▶ _What to do_: Reproduce each line of the material precisely.

▶ _Data excerpts_:
-- begin --

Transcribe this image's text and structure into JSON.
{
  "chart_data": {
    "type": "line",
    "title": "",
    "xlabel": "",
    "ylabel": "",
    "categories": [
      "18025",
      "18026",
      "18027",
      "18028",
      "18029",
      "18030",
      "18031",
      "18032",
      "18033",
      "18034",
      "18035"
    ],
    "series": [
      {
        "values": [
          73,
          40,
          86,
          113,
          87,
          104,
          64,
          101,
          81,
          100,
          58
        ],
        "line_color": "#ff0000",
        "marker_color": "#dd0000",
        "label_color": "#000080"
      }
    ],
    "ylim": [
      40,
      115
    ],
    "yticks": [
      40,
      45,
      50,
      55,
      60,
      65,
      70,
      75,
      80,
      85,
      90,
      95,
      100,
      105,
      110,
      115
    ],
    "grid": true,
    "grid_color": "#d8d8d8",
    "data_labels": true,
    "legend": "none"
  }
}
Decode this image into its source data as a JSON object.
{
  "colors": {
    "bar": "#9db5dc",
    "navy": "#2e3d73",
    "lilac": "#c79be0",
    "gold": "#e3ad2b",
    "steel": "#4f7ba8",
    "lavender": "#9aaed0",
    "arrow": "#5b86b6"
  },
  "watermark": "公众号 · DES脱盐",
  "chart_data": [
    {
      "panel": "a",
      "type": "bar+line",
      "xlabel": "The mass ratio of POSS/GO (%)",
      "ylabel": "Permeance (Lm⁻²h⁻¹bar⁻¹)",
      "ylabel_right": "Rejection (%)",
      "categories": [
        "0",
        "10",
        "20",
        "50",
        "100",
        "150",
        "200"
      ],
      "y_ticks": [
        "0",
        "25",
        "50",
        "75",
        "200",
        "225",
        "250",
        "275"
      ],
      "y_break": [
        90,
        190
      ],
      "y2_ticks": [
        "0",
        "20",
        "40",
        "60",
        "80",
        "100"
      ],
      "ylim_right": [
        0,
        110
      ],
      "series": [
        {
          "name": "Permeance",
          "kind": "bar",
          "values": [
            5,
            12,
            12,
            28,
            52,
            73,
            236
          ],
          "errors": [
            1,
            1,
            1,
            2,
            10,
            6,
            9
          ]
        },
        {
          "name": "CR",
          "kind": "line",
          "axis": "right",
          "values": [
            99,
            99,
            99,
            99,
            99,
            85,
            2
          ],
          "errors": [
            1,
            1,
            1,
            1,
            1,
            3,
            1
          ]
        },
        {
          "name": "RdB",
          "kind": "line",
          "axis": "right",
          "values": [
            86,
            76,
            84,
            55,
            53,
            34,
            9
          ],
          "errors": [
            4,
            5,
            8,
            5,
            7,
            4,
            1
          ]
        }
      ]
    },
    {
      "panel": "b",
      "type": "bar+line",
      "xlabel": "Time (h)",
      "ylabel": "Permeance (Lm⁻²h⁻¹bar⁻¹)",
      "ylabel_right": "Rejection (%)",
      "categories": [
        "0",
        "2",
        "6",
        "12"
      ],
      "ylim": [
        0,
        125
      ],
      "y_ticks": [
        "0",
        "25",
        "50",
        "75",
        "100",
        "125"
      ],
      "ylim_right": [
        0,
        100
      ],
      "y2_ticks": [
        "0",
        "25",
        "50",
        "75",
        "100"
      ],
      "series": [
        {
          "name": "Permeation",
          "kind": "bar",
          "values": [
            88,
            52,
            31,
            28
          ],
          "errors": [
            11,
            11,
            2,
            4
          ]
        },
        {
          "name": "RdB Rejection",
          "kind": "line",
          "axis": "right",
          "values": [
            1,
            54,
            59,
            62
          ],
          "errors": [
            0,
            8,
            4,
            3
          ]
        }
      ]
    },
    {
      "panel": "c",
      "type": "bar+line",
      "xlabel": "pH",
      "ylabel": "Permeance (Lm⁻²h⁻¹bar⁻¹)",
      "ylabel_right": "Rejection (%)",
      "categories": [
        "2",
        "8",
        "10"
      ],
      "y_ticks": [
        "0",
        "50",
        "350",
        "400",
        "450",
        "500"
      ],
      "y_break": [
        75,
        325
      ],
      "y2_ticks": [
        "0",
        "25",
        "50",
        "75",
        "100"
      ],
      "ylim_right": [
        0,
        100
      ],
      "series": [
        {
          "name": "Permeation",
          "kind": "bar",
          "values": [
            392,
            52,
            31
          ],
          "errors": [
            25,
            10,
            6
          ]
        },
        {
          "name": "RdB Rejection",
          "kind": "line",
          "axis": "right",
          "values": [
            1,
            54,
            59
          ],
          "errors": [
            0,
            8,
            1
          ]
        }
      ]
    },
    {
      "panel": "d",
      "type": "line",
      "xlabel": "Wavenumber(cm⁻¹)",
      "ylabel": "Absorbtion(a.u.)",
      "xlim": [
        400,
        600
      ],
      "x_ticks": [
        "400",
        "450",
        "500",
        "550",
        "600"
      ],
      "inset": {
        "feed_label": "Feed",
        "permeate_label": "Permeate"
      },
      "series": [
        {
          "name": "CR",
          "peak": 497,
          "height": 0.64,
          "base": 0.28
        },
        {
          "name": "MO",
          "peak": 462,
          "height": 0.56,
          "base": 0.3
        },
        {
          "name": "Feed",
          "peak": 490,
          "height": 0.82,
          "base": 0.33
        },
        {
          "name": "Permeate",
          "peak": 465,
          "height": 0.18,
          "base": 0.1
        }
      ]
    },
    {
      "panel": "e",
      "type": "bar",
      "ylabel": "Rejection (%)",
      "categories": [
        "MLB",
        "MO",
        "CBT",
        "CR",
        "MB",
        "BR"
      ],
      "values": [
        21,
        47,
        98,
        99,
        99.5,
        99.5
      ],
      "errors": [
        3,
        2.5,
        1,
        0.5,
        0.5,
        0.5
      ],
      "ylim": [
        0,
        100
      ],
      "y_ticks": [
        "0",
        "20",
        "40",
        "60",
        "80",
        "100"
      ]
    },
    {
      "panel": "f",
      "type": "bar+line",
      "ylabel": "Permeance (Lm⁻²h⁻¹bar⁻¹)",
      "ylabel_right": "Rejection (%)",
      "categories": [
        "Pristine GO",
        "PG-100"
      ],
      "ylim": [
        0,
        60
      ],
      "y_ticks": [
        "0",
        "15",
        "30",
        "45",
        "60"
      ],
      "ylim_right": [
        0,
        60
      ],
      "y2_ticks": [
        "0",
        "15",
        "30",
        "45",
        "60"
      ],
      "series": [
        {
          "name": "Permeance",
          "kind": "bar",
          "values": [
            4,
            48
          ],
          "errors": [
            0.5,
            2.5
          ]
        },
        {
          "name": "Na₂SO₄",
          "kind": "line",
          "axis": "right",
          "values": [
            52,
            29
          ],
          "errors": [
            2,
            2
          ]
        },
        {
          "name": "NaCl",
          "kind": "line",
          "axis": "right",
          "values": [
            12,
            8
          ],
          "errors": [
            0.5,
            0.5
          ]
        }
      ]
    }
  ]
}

-- end --

▶ _Task answer_:
Transcribe this image's text and structure into JSON.
{
  "chart_data": {
    "type": "line",
    "title": "",
    "xlabel": "",
    "ylabel": "",
    "categories": [
      "18025",
      "18026",
      "18027",
      "18028",
      "18029",
      "18030",
      "18031",
      "18032",
      "18033",
      "18034",
      "18035"
    ],
    "series": [
      {
        "values": [
          73,
          40,
          86,
          113,
          87,
          104,
          64,
          101,
          81,
          100,
          58
        ],
        "line_color": "#ff0000",
        "marker_color": "#dd0000",
        "label_color": "#000080"
      }
    ],
    "ylim": [
      40,
      115
    ],
    "yticks": [
      40,
      45,
      50,
      55,
      60,
      65,
      70,
      75,
      80,
      85,
      90,
      95,
      100,
      105,
      110,
      115
    ],
    "grid": true,
    "grid_color": "#d8d8d8",
    "data_labels": true,
    "legend": "none"
  }
}
Decode this image into its source data as a JSON object.
{
  "colors": {
    "bar": "#9db5dc",
    "navy": "#2e3d73",
    "lilac": "#c79be0",
    "gold": "#e3ad2b",
    "steel": "#4f7ba8",
    "lavender": "#9aaed0",
    "arrow": "#5b86b6"
  },
  "watermark": "公众号 · DES脱盐",
  "chart_data": [
    {
      "panel": "a",
      "type": "bar+line",
      "xlabel": "The mass ratio of POSS/GO (%)",
      "ylabel": "Permeance (Lm⁻²h⁻¹bar⁻¹)",
      "ylabel_right": "Rejection (%)",
      "categories": [
        "0",
        "10",
        "20",
        "50",
        "100",
        "150",
        "200"
      ],
      "y_ticks": [
        "0",
        "25",
        "50",
        "75",
        "200",
        "225",
        "250",
        "275"
      ],
      "y_break": [
        90,
        190
      ],
      "y2_ticks": [
        "0",
        "20",
        "40",
        "60",
        "80",
        "100"
      ],
      "ylim_right": [
        0,
        110
      ],
      "series": [
        {
          "name": "Permeance",
          "kind": "bar",
          "values": [
            5,
            12,
            12,
            28,
            52,
            73,
            236
          ],
          "errors": [
            1,
            1,
            1,
            2,
            10,
            6,
            9
          ]
        },
        {
          "name": "CR",
          "kind": "line",
          "axis": "right",
          "values": [
            99,
            99,
            99,
            99,
            99,
            85,
            2
          ],
          "errors": [
            1,
            1,
            1,
            1,
            1,
            3,
            1
          ]
        },
        {
          "name": "RdB",
          "kind": "line",
          "axis": "right",
          "values": [
            86,
            76,
            84,
            55,
            53,
            34,
            9
          ],
          "errors": [
            4,
            5,
            8,
            5,
            7,
            4,
            1
          ]
        }
      ]
    },
    {
      "panel": "b",
      "type": "bar+line",
      "xlabel": "Time (h)",
      "ylabel": "Permeance (Lm⁻²h⁻¹bar⁻¹)",
      "ylabel_right": "Rejection (%)",
      "categories": [
        "0",
        "2",
        "6",
        "12"
      ],
      "ylim": [
        0,
        125
      ],
      "y_ticks": [
        "0",
        "25",
        "50",
        "75",
        "100",
        "125"
      ],
      "ylim_right": [
        0,
        100
      ],
      "y2_ticks": [
        "0",
        "25",
        "50",
        "75",
        "100"
      ],
      "series": [
        {
          "name": "Permeation",
          "kind": "bar",
          "values": [
            88,
            52,
            31,
            28
          ],
          "errors": [
            11,
            11,
            2,
            4
          ]
        },
        {
          "name": "RdB Rejection",
          "kind": "line",
          "axis": "right",
          "values": [
            1,
            54,
            59,
            62
          ],
          "errors": [
            0,
            8,
            4,
            3
          ]
        }
      ]
    },
    {
      "panel": "c",
      "type": "bar+line",
      "xlabel": "pH",
      "ylabel": "Permeance (Lm⁻²h⁻¹bar⁻¹)",
      "ylabel_right": "Rejection (%)",
      "categories": [
        "2",
        "8",
        "10"
      ],
      "y_ticks": [
        "0",
        "50",
        "350",
        "400",
        "450",
        "500"
      ],
      "y_break": [
        75,
        325
      ],
      "y2_ticks": [
        "0",
        "25",
        "50",
        "75",
        "100"
      ],
      "ylim_right": [
        0,
        100
      ],
      "series": [
        {
          "name": "Permeation",
          "kind": "bar",
          "values": [
            392,
            52,
            31
          ],
          "errors": [
            25,
            10,
            6
          ]
        },
        {
          "name": "RdB Rejection",
          "kind": "line",
          "axis": "right",
          "values": [
            1,
            54,
            59
          ],
          "errors": [
            0,
            8,
            1
          ]
        }
      ]
    },
    {
      "panel": "d",
      "type": "line",
      "xlabel": "Wavenumber(cm⁻¹)",
      "ylabel": "Absorbtion(a.u.)",
      "xlim": [
        400,
        600
      ],
      "x_ticks": [
        "400",
        "450",
        "500",
        "550",
        "600"
      ],
      "inset": {
        "feed_label": "Feed",
        "permeate_label": "Permeate"
      },
      "series": [
        {
          "name": "CR",
          "peak": 497,
          "height": 0.64,
          "base": 0.28
        },
        {
          "name": "MO",
          "peak": 462,
          "height": 0.56,
          "base": 0.3
        },
        {
          "name": "Feed",
          "peak": 490,
          "height": 0.82,
          "base": 0.33
        },
        {
          "name": "Permeate",
          "peak": 465,
          "height": 0.18,
          "base": 0.1
        }
      ]
    },
    {
      "panel": "e",
      "type": "bar",
      "ylabel": "Rejection (%)",
      "categories": [
        "MLB",
        "MO",
        "CBT",
        "CR",
        "MB",
        "BR"
      ],
      "values": [
        21,
        47,
        98,
        99,
        99.5,
        99.5
      ],
      "errors": [
        3,
        2.5,
        1,
        0.5,
        0.5,
        0.5
      ],
      "ylim": [
        0,
        100
      ],
      "y_ticks": [
        "0",
        "20",
        "40",
        "60",
        "80",
        "100"
      ]
    },
    {
      "panel": "f",
      "type": "bar+line",
      "ylabel": "Permeance (Lm⁻²h⁻¹bar⁻¹)",
      "ylabel_right": "Rejection (%)",
      "categories": [
        "Pristine GO",
        "PG-100"
      ],
      "ylim": [
        0,
        60
      ],
      "y_ticks": [
        "0",
        "15",
        "30",
        "45",
        "60"
      ],
      "ylim_right": [
        0,
        60
      ],
      "y2_ticks": [
        "0",
        "15",
        "30",
        "45",
        "60"
      ],
      "series": [
        {
          "name": "Permeance",
          "kind": "bar",
          "values": [
            4,
            48
          ],
          "errors": [
            0.5,
            2.5
          ]
        },
        {
          "name": "Na₂SO₄",
          "kind": "line",
          "axis": "right",
          "values": [
            52,
            29
          ],
          "errors": [
            2,
            2
          ]
        },
        {
          "name": "NaCl",
          "kind": "line",
          "axis": "right",
          "values": [
            12,
            8
          ],
          "errors": [
            0.5,
            0.5
          ]
        }
      ]
    }
  ]
}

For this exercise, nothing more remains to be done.